— DATA EXCERPTS —
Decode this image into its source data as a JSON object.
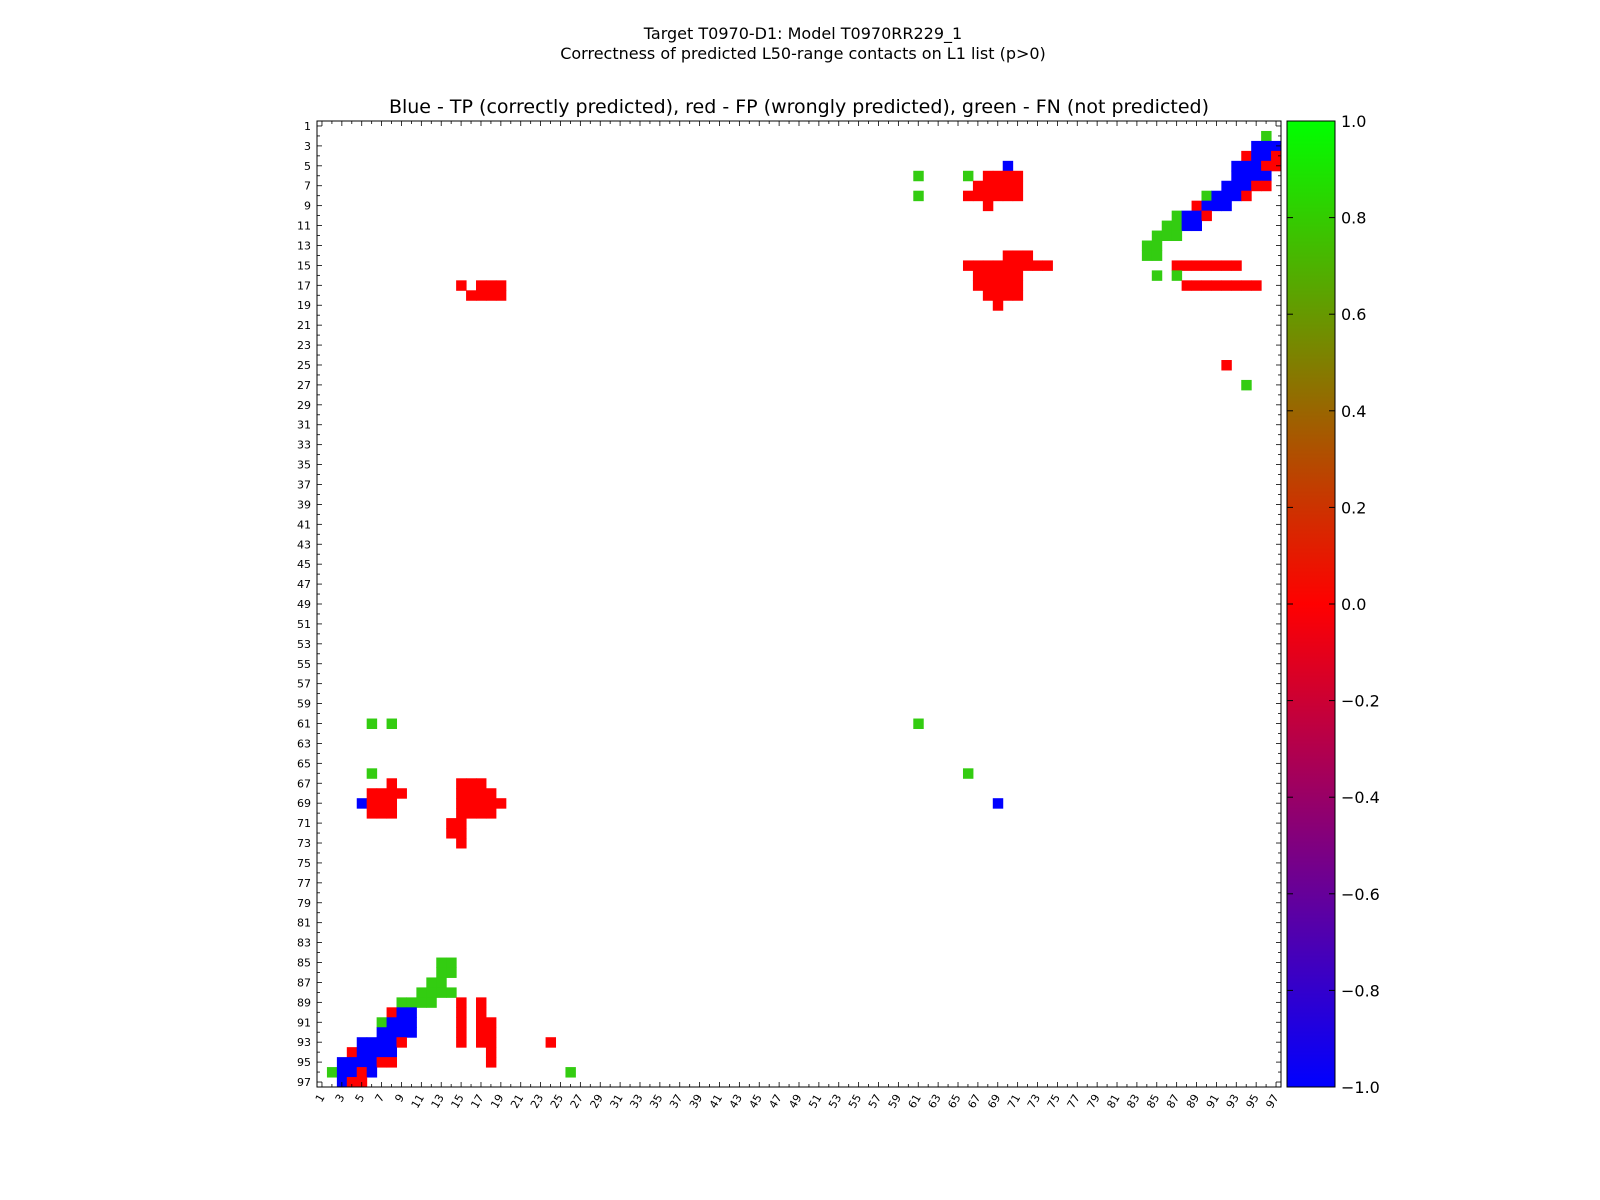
{
  "figure": {
    "suptitle_line1": "Target T0970-D1: Model T0970RR229_1",
    "suptitle_line2": "Correctness of predicted L50-range contacts on L1 list (p>0)"
  },
  "chart_data": {
    "type": "heatmap",
    "title": "Blue - TP (correctly predicted), red - FP (wrongly predicted), green - FN (not predicted)",
    "xlabel": "",
    "ylabel": "",
    "xlim": [
      1,
      97
    ],
    "ylim": [
      1,
      97
    ],
    "y_axis_inverted": true,
    "grid": false,
    "x_tick_labels": [
      "1",
      "3",
      "5",
      "7",
      "9",
      "11",
      "13",
      "15",
      "17",
      "19",
      "21",
      "23",
      "25",
      "27",
      "29",
      "31",
      "33",
      "35",
      "37",
      "39",
      "41",
      "43",
      "45",
      "47",
      "49",
      "51",
      "53",
      "55",
      "57",
      "59",
      "61",
      "63",
      "65",
      "67",
      "69",
      "71",
      "73",
      "75",
      "77",
      "79",
      "81",
      "83",
      "85",
      "87",
      "89",
      "91",
      "93",
      "95",
      "97"
    ],
    "y_tick_labels": [
      "1",
      "3",
      "5",
      "7",
      "9",
      "11",
      "13",
      "15",
      "17",
      "19",
      "21",
      "23",
      "25",
      "27",
      "29",
      "31",
      "33",
      "35",
      "37",
      "39",
      "41",
      "43",
      "45",
      "47",
      "49",
      "51",
      "53",
      "55",
      "57",
      "59",
      "61",
      "63",
      "65",
      "67",
      "69",
      "71",
      "73",
      "75",
      "77",
      "79",
      "81",
      "83",
      "85",
      "87",
      "89",
      "91",
      "93",
      "95",
      "97"
    ],
    "value_legend": {
      "TP": -1.0,
      "FP": 0.0,
      "FN": 0.85
    },
    "colors": {
      "TP": "#0000ff",
      "FP": "#ff0000",
      "FN": "#33cc11"
    },
    "colorbar": {
      "ticks": [
        "1.0",
        "0.8",
        "0.6",
        "0.4",
        "0.2",
        "0.0",
        "−0.2",
        "−0.4",
        "−0.6",
        "−0.8",
        "−1.0"
      ],
      "range": [
        -1.0,
        1.0
      ],
      "stops": [
        "#0000ff",
        "#ff0000",
        "#00ff00"
      ]
    },
    "cells": [
      [
        96,
        2,
        "FN"
      ],
      [
        95,
        3,
        "TP"
      ],
      [
        96,
        3,
        "TP"
      ],
      [
        97,
        3,
        "TP"
      ],
      [
        94,
        4,
        "FP"
      ],
      [
        95,
        4,
        "TP"
      ],
      [
        96,
        4,
        "TP"
      ],
      [
        97,
        4,
        "FP"
      ],
      [
        93,
        5,
        "TP"
      ],
      [
        94,
        5,
        "TP"
      ],
      [
        95,
        5,
        "TP"
      ],
      [
        96,
        5,
        "FP"
      ],
      [
        97,
        5,
        "FP"
      ],
      [
        93,
        6,
        "TP"
      ],
      [
        94,
        6,
        "TP"
      ],
      [
        95,
        6,
        "TP"
      ],
      [
        96,
        6,
        "TP"
      ],
      [
        92,
        7,
        "TP"
      ],
      [
        93,
        7,
        "TP"
      ],
      [
        94,
        7,
        "TP"
      ],
      [
        95,
        7,
        "FP"
      ],
      [
        96,
        7,
        "FP"
      ],
      [
        90,
        8,
        "FN"
      ],
      [
        91,
        8,
        "TP"
      ],
      [
        92,
        8,
        "TP"
      ],
      [
        93,
        8,
        "TP"
      ],
      [
        94,
        8,
        "FP"
      ],
      [
        89,
        9,
        "FP"
      ],
      [
        90,
        9,
        "TP"
      ],
      [
        91,
        9,
        "TP"
      ],
      [
        92,
        9,
        "TP"
      ],
      [
        87,
        10,
        "FN"
      ],
      [
        88,
        10,
        "TP"
      ],
      [
        89,
        10,
        "TP"
      ],
      [
        90,
        10,
        "FP"
      ],
      [
        86,
        11,
        "FN"
      ],
      [
        87,
        11,
        "FN"
      ],
      [
        88,
        11,
        "TP"
      ],
      [
        89,
        11,
        "TP"
      ],
      [
        85,
        12,
        "FN"
      ],
      [
        86,
        12,
        "FN"
      ],
      [
        87,
        12,
        "FN"
      ],
      [
        84,
        13,
        "FN"
      ],
      [
        85,
        13,
        "FN"
      ],
      [
        84,
        14,
        "FN"
      ],
      [
        85,
        14,
        "FN"
      ],
      [
        87,
        15,
        "FP"
      ],
      [
        88,
        15,
        "FP"
      ],
      [
        89,
        15,
        "FP"
      ],
      [
        90,
        15,
        "FP"
      ],
      [
        91,
        15,
        "FP"
      ],
      [
        92,
        15,
        "FP"
      ],
      [
        93,
        15,
        "FP"
      ],
      [
        85,
        16,
        "FN"
      ],
      [
        87,
        16,
        "FN"
      ],
      [
        15,
        17,
        "FP"
      ],
      [
        17,
        17,
        "FP"
      ],
      [
        18,
        17,
        "FP"
      ],
      [
        19,
        17,
        "FP"
      ],
      [
        88,
        17,
        "FP"
      ],
      [
        89,
        17,
        "FP"
      ],
      [
        90,
        17,
        "FP"
      ],
      [
        91,
        17,
        "FP"
      ],
      [
        92,
        17,
        "FP"
      ],
      [
        93,
        17,
        "FP"
      ],
      [
        94,
        17,
        "FP"
      ],
      [
        95,
        17,
        "FP"
      ],
      [
        16,
        18,
        "FP"
      ],
      [
        17,
        18,
        "FP"
      ],
      [
        18,
        18,
        "FP"
      ],
      [
        19,
        18,
        "FP"
      ],
      [
        92,
        25,
        "FP"
      ],
      [
        94,
        27,
        "FN"
      ],
      [
        61,
        61,
        "FN"
      ],
      [
        66,
        66,
        "FN"
      ],
      [
        69,
        69,
        "TP"
      ],
      [
        70,
        5,
        "TP"
      ],
      [
        68,
        6,
        "FP"
      ],
      [
        69,
        6,
        "FP"
      ],
      [
        70,
        6,
        "FP"
      ],
      [
        71,
        6,
        "FP"
      ],
      [
        61,
        6,
        "FN"
      ],
      [
        66,
        6,
        "FN"
      ],
      [
        67,
        7,
        "FP"
      ],
      [
        68,
        7,
        "FP"
      ],
      [
        69,
        7,
        "FP"
      ],
      [
        70,
        7,
        "FP"
      ],
      [
        71,
        7,
        "FP"
      ],
      [
        61,
        8,
        "FN"
      ],
      [
        66,
        8,
        "FP"
      ],
      [
        67,
        8,
        "FP"
      ],
      [
        68,
        8,
        "FP"
      ],
      [
        69,
        8,
        "FP"
      ],
      [
        70,
        8,
        "FP"
      ],
      [
        71,
        8,
        "FP"
      ],
      [
        68,
        9,
        "FP"
      ],
      [
        70,
        14,
        "FP"
      ],
      [
        71,
        14,
        "FP"
      ],
      [
        72,
        14,
        "FP"
      ],
      [
        66,
        15,
        "FP"
      ],
      [
        67,
        15,
        "FP"
      ],
      [
        68,
        15,
        "FP"
      ],
      [
        69,
        15,
        "FP"
      ],
      [
        70,
        15,
        "FP"
      ],
      [
        71,
        15,
        "FP"
      ],
      [
        72,
        15,
        "FP"
      ],
      [
        73,
        15,
        "FP"
      ],
      [
        74,
        15,
        "FP"
      ],
      [
        67,
        16,
        "FP"
      ],
      [
        68,
        16,
        "FP"
      ],
      [
        69,
        16,
        "FP"
      ],
      [
        70,
        16,
        "FP"
      ],
      [
        71,
        16,
        "FP"
      ],
      [
        67,
        17,
        "FP"
      ],
      [
        68,
        17,
        "FP"
      ],
      [
        69,
        17,
        "FP"
      ],
      [
        70,
        17,
        "FP"
      ],
      [
        71,
        17,
        "FP"
      ],
      [
        68,
        18,
        "FP"
      ],
      [
        69,
        18,
        "FP"
      ],
      [
        70,
        18,
        "FP"
      ],
      [
        71,
        18,
        "FP"
      ],
      [
        69,
        19,
        "FP"
      ],
      [
        6,
        61,
        "FN"
      ],
      [
        8,
        61,
        "FN"
      ],
      [
        6,
        66,
        "FN"
      ],
      [
        8,
        67,
        "FP"
      ],
      [
        8,
        68,
        "FP"
      ],
      [
        9,
        68,
        "FP"
      ],
      [
        6,
        68,
        "FP"
      ],
      [
        7,
        68,
        "FP"
      ],
      [
        5,
        69,
        "TP"
      ],
      [
        6,
        69,
        "FP"
      ],
      [
        7,
        69,
        "FP"
      ],
      [
        8,
        69,
        "FP"
      ],
      [
        6,
        70,
        "FP"
      ],
      [
        7,
        70,
        "FP"
      ],
      [
        8,
        70,
        "FP"
      ],
      [
        15,
        67,
        "FP"
      ],
      [
        16,
        67,
        "FP"
      ],
      [
        17,
        67,
        "FP"
      ],
      [
        15,
        68,
        "FP"
      ],
      [
        16,
        68,
        "FP"
      ],
      [
        17,
        68,
        "FP"
      ],
      [
        18,
        68,
        "FP"
      ],
      [
        15,
        69,
        "FP"
      ],
      [
        16,
        69,
        "FP"
      ],
      [
        17,
        69,
        "FP"
      ],
      [
        18,
        69,
        "FP"
      ],
      [
        19,
        69,
        "FP"
      ],
      [
        15,
        70,
        "FP"
      ],
      [
        16,
        70,
        "FP"
      ],
      [
        17,
        70,
        "FP"
      ],
      [
        18,
        70,
        "FP"
      ],
      [
        14,
        71,
        "FP"
      ],
      [
        15,
        71,
        "FP"
      ],
      [
        14,
        72,
        "FP"
      ],
      [
        15,
        72,
        "FP"
      ],
      [
        15,
        73,
        "FP"
      ],
      [
        13,
        85,
        "FN"
      ],
      [
        14,
        85,
        "FN"
      ],
      [
        13,
        86,
        "FN"
      ],
      [
        14,
        86,
        "FN"
      ],
      [
        12,
        87,
        "FN"
      ],
      [
        13,
        87,
        "FN"
      ],
      [
        11,
        88,
        "FN"
      ],
      [
        12,
        88,
        "FN"
      ],
      [
        13,
        88,
        "FN"
      ],
      [
        14,
        88,
        "FN"
      ],
      [
        9,
        89,
        "FN"
      ],
      [
        10,
        89,
        "FN"
      ],
      [
        11,
        89,
        "FN"
      ],
      [
        12,
        89,
        "FN"
      ],
      [
        8,
        90,
        "FP"
      ],
      [
        9,
        90,
        "TP"
      ],
      [
        10,
        90,
        "TP"
      ],
      [
        7,
        91,
        "FN"
      ],
      [
        8,
        91,
        "TP"
      ],
      [
        9,
        91,
        "TP"
      ],
      [
        10,
        91,
        "TP"
      ],
      [
        7,
        92,
        "TP"
      ],
      [
        8,
        92,
        "TP"
      ],
      [
        9,
        92,
        "TP"
      ],
      [
        10,
        92,
        "TP"
      ],
      [
        5,
        93,
        "TP"
      ],
      [
        6,
        93,
        "TP"
      ],
      [
        7,
        93,
        "TP"
      ],
      [
        8,
        93,
        "TP"
      ],
      [
        9,
        93,
        "FP"
      ],
      [
        4,
        94,
        "FP"
      ],
      [
        5,
        94,
        "TP"
      ],
      [
        6,
        94,
        "TP"
      ],
      [
        7,
        94,
        "TP"
      ],
      [
        8,
        94,
        "TP"
      ],
      [
        3,
        95,
        "TP"
      ],
      [
        4,
        95,
        "TP"
      ],
      [
        5,
        95,
        "TP"
      ],
      [
        6,
        95,
        "TP"
      ],
      [
        7,
        95,
        "FP"
      ],
      [
        8,
        95,
        "FP"
      ],
      [
        2,
        96,
        "FN"
      ],
      [
        3,
        96,
        "TP"
      ],
      [
        4,
        96,
        "TP"
      ],
      [
        5,
        96,
        "FP"
      ],
      [
        6,
        96,
        "TP"
      ],
      [
        3,
        97,
        "TP"
      ],
      [
        4,
        97,
        "FP"
      ],
      [
        5,
        97,
        "FP"
      ],
      [
        15,
        89,
        "FP"
      ],
      [
        15,
        90,
        "FP"
      ],
      [
        15,
        91,
        "FP"
      ],
      [
        15,
        92,
        "FP"
      ],
      [
        15,
        93,
        "FP"
      ],
      [
        17,
        89,
        "FP"
      ],
      [
        17,
        90,
        "FP"
      ],
      [
        17,
        91,
        "FP"
      ],
      [
        17,
        92,
        "FP"
      ],
      [
        17,
        93,
        "FP"
      ],
      [
        18,
        91,
        "FP"
      ],
      [
        18,
        92,
        "FP"
      ],
      [
        18,
        93,
        "FP"
      ],
      [
        18,
        94,
        "FP"
      ],
      [
        18,
        95,
        "FP"
      ],
      [
        24,
        93,
        "FP"
      ],
      [
        26,
        96,
        "FN"
      ]
    ]
  }
}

— AIM OF THE TASK —
Among these entries, how many lines include the string "range"? Reply with the number by itself.

— COMPLETE ANSWER —
2